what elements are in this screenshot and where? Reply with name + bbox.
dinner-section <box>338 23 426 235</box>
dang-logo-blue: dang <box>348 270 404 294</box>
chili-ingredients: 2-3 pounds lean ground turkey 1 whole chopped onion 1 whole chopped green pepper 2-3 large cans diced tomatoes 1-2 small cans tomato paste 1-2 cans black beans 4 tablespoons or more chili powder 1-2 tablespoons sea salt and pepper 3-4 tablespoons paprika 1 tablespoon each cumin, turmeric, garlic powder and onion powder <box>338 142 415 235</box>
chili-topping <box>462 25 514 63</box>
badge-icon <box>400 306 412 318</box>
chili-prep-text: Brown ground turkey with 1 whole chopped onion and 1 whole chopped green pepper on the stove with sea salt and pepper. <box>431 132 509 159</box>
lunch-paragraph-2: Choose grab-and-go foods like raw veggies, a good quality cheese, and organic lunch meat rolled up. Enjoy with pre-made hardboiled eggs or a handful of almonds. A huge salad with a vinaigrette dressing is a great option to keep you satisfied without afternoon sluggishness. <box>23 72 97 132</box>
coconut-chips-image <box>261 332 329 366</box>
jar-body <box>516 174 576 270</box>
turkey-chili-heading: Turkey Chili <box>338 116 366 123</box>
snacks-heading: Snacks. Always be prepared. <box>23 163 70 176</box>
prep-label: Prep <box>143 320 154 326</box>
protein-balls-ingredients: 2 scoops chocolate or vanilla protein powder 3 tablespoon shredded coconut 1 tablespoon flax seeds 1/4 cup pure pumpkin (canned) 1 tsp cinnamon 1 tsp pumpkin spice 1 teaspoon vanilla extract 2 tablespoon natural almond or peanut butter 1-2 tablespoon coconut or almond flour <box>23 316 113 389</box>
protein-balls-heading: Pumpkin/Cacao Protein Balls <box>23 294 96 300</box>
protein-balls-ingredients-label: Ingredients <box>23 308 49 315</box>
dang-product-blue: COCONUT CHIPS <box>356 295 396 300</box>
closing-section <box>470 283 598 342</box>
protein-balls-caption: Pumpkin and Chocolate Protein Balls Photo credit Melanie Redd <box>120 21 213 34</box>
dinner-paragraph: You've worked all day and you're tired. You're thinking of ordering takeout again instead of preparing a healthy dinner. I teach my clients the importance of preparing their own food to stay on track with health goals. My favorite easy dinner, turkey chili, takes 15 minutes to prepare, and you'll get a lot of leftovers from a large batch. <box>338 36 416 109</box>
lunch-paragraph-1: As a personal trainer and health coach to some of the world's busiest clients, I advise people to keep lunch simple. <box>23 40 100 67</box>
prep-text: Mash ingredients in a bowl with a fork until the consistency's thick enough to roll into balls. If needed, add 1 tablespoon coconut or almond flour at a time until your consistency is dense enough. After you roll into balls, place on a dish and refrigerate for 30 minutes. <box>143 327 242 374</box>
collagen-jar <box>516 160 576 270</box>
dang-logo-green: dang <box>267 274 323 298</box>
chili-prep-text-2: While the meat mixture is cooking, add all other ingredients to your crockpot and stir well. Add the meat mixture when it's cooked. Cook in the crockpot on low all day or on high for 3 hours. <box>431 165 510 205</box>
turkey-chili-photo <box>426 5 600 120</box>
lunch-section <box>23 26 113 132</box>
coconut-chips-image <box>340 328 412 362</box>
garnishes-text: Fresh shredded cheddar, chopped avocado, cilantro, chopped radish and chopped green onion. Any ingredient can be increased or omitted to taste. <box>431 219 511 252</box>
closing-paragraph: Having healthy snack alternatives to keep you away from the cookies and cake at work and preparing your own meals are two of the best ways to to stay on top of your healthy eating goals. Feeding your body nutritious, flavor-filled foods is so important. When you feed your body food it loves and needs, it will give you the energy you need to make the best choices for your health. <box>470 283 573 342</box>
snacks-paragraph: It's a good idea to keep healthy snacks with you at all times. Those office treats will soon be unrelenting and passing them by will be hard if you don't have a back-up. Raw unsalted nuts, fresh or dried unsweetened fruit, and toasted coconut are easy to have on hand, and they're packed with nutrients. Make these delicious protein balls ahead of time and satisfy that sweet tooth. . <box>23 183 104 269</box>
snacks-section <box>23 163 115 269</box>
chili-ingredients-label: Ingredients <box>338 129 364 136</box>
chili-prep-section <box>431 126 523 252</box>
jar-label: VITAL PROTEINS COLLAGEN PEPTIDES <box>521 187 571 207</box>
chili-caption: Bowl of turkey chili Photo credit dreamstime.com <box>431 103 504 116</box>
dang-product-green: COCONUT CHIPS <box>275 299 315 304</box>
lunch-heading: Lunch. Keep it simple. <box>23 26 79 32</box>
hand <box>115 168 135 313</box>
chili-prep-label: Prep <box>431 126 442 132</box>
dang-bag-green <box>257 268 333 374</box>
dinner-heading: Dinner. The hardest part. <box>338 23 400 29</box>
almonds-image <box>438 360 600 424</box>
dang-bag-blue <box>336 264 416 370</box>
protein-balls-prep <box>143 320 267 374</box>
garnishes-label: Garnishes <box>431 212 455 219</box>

### Problem to solve
Using the material above, restate each entry exactly as it stands.

### Result below
what elements are in this screenshot and where? Reply with name + bbox.
dinner-section <box>338 23 426 235</box>
dang-logo-blue: dang <box>348 270 404 294</box>
chili-ingredients: 2-3 pounds lean ground turkey 1 whole chopped onion 1 whole chopped green pepper 2-3 large cans diced tomatoes 1-2 small cans tomato paste 1-2 cans black beans 4 tablespoons or more chili powder 1-2 tablespoons sea salt and pepper 3-4 tablespoons paprika 1 tablespoon each cumin, turmeric, garlic powder and onion powder <box>338 142 415 235</box>
chili-topping <box>462 25 514 63</box>
badge-icon <box>400 306 412 318</box>
chili-prep-text: Brown ground turkey with 1 whole chopped onion and 1 whole chopped green pepper on the stove with sea salt and pepper. <box>431 132 509 159</box>
lunch-paragraph-2: Choose grab-and-go foods like raw veggies, a good quality cheese, and organic lunch meat rolled up. Enjoy with pre-made hardboiled eggs or a handful of almonds. A huge salad with a vinaigrette dressing is a great option to keep you satisfied without afternoon sluggishness. <box>23 72 97 132</box>
coconut-chips-image <box>261 332 329 366</box>
jar-body <box>516 174 576 270</box>
turkey-chili-heading: Turkey Chili <box>338 116 366 123</box>
snacks-heading: Snacks. Always be prepared. <box>23 163 70 176</box>
prep-label: Prep <box>143 320 154 326</box>
protein-balls-ingredients: 2 scoops chocolate or vanilla protein powder 3 tablespoon shredded coconut 1 tablespoon flax seeds 1/4 cup pure pumpkin (canned) 1 tsp cinnamon 1 tsp pumpkin spice 1 teaspoon vanilla extract 2 tablespoon natural almond or peanut butter 1-2 tablespoon coconut or almond flour <box>23 316 113 389</box>
protein-balls-heading: Pumpkin/Cacao Protein Balls <box>23 294 96 300</box>
protein-balls-ingredients-label: Ingredients <box>23 308 49 315</box>
dang-product-blue: COCONUT CHIPS <box>356 295 396 300</box>
closing-section <box>470 283 598 342</box>
protein-balls-caption: Pumpkin and Chocolate Protein Balls Photo credit Melanie Redd <box>120 21 213 34</box>
dinner-paragraph: You've worked all day and you're tired. You're thinking of ordering takeout again instead of preparing a healthy dinner. I teach my clients the importance of preparing their own food to stay on track with health goals. My favorite easy dinner, turkey chili, takes 15 minutes to prepare, and you'll get a lot of leftovers from a large batch. <box>338 36 416 109</box>
lunch-paragraph-1: As a personal trainer and health coach to some of the world's busiest clients, I advise people to keep lunch simple. <box>23 40 100 67</box>
prep-text: Mash ingredients in a bowl with a fork until the consistency's thick enough to roll into balls. If needed, add 1 tablespoon coconut or almond flour at a time until your consistency is dense enough. After you roll into balls, place on a dish and refrigerate for 30 minutes. <box>143 327 242 374</box>
collagen-jar <box>516 160 576 270</box>
dang-logo-green: dang <box>267 274 323 298</box>
chili-prep-text-2: While the meat mixture is cooking, add all other ingredients to your crockpot and stir well. Add the meat mixture when it's cooked. Cook in the crockpot on low all day or on high for 3 hours. <box>431 165 510 205</box>
turkey-chili-photo <box>426 5 600 120</box>
lunch-section <box>23 26 113 132</box>
coconut-chips-image <box>340 328 412 362</box>
garnishes-text: Fresh shredded cheddar, chopped avocado, cilantro, chopped radish and chopped green onion. Any ingredient can be increased or omitted to taste. <box>431 219 511 252</box>
closing-paragraph: Having healthy snack alternatives to keep you away from the cookies and cake at work and preparing your own meals are two of the best ways to to stay on top of your healthy eating goals. Feeding your body nutritious, flavor-filled foods is so important. When you feed your body food it loves and needs, it will give you the energy you need to make the best choices for your health. <box>470 283 573 342</box>
snacks-paragraph: It's a good idea to keep healthy snacks with you at all times. Those office treats will soon be unrelenting and passing them by will be hard if you don't have a back-up. Raw unsalted nuts, fresh or dried unsweetened fruit, and toasted coconut are easy to have on hand, and they're packed with nutrients. Make these delicious protein balls ahead of time and satisfy that sweet tooth. . <box>23 183 104 269</box>
snacks-section <box>23 163 115 269</box>
chili-ingredients-label: Ingredients <box>338 129 364 136</box>
chili-prep-section <box>431 126 523 252</box>
jar-label: VITAL PROTEINS COLLAGEN PEPTIDES <box>521 187 571 207</box>
chili-caption: Bowl of turkey chili Photo credit dreamstime.com <box>431 103 504 116</box>
dang-product-green: COCONUT CHIPS <box>275 299 315 304</box>
lunch-heading: Lunch. Keep it simple. <box>23 26 79 32</box>
hand <box>115 168 135 313</box>
chili-prep-label: Prep <box>431 126 442 132</box>
dang-bag-green <box>257 268 333 374</box>
dinner-heading: Dinner. The hardest part. <box>338 23 400 29</box>
almonds-image <box>438 360 600 424</box>
dang-bag-blue <box>336 264 416 370</box>
protein-balls-prep <box>143 320 267 374</box>
garnishes-label: Garnishes <box>431 212 455 219</box>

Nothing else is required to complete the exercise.